* **Short problem**:
Could you give the data below again, exactly and completely?

* **Available records**:
----------------
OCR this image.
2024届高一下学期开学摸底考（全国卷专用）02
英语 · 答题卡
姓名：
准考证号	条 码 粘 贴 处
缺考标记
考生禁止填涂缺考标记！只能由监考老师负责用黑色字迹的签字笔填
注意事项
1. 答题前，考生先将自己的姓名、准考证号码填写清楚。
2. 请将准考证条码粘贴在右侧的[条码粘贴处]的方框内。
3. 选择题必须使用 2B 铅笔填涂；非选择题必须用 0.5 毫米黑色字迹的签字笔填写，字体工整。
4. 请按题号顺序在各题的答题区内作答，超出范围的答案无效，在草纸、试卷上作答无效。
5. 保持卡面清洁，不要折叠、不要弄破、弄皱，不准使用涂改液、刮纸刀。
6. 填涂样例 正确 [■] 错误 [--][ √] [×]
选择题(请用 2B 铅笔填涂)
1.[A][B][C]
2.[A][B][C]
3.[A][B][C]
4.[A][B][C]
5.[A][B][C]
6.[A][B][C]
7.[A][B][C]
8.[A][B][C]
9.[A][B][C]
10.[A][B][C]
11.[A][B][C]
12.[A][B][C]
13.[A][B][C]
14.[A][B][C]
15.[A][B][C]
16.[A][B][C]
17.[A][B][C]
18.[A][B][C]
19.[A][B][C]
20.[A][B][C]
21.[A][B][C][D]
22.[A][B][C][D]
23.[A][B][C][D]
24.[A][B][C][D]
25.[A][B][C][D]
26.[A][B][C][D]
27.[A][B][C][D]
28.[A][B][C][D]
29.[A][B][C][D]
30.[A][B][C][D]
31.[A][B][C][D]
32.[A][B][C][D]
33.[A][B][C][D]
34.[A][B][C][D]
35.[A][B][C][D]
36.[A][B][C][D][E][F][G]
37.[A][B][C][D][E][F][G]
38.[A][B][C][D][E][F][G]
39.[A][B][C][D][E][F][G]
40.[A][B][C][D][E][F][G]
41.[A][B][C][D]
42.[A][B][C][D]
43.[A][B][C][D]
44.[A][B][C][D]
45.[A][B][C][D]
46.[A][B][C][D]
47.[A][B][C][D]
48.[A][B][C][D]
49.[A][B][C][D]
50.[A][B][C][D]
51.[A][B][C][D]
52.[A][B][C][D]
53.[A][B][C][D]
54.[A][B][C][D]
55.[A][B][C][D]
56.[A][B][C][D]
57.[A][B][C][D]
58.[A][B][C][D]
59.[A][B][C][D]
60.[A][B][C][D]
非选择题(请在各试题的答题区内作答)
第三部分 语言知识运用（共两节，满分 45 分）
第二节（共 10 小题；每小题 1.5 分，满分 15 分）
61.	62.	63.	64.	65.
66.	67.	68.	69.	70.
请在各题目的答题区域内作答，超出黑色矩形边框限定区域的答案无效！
----------------
* **Output for this task**:
OCR this image.
2024届高一下学期开学摸底考（全国卷专用）02
英语 · 答题卡
姓名：
准考证号	条 码 粘 贴 处
缺考标记
考生禁止填涂缺考标记！只能由监考老师负责用黑色字迹的签字笔填
注意事项
1. 答题前，考生先将自己的姓名、准考证号码填写清楚。
2. 请将准考证条码粘贴在右侧的[条码粘贴处]的方框内。
3. 选择题必须使用 2B 铅笔填涂；非选择题必须用 0.5 毫米黑色字迹的签字笔填写，字体工整。
4. 请按题号顺序在各题的答题区内作答，超出范围的答案无效，在草纸、试卷上作答无效。
5. 保持卡面清洁，不要折叠、不要弄破、弄皱，不准使用涂改液、刮纸刀。
6. 填涂样例 正确 [■] 错误 [--][ √] [×]
选择题(请用 2B 铅笔填涂)
1.[A][B][C]
2.[A][B][C]
3.[A][B][C]
4.[A][B][C]
5.[A][B][C]
6.[A][B][C]
7.[A][B][C]
8.[A][B][C]
9.[A][B][C]
10.[A][B][C]
11.[A][B][C]
12.[A][B][C]
13.[A][B][C]
14.[A][B][C]
15.[A][B][C]
16.[A][B][C]
17.[A][B][C]
18.[A][B][C]
19.[A][B][C]
20.[A][B][C]
21.[A][B][C][D]
22.[A][B][C][D]
23.[A][B][C][D]
24.[A][B][C][D]
25.[A][B][C][D]
26.[A][B][C][D]
27.[A][B][C][D]
28.[A][B][C][D]
29.[A][B][C][D]
30.[A][B][C][D]
31.[A][B][C][D]
32.[A][B][C][D]
33.[A][B][C][D]
34.[A][B][C][D]
35.[A][B][C][D]
36.[A][B][C][D][E][F][G]
37.[A][B][C][D][E][F][G]
38.[A][B][C][D][E][F][G]
39.[A][B][C][D][E][F][G]
40.[A][B][C][D][E][F][G]
41.[A][B][C][D]
42.[A][B][C][D]
43.[A][B][C][D]
44.[A][B][C][D]
45.[A][B][C][D]
46.[A][B][C][D]
47.[A][B][C][D]
48.[A][B][C][D]
49.[A][B][C][D]
50.[A][B][C][D]
51.[A][B][C][D]
52.[A][B][C][D]
53.[A][B][C][D]
54.[A][B][C][D]
55.[A][B][C][D]
56.[A][B][C][D]
57.[A][B][C][D]
58.[A][B][C][D]
59.[A][B][C][D]
60.[A][B][C][D]
非选择题(请在各试题的答题区内作答)
第三部分 语言知识运用（共两节，满分 45 分）
第二节（共 10 小题；每小题 1.5 分，满分 15 分）
61.	62.	63.	64.	65.
66.	67.	68.	69.	70.
请在各题目的答题区域内作答，超出黑色矩形边框限定区域的答案无效！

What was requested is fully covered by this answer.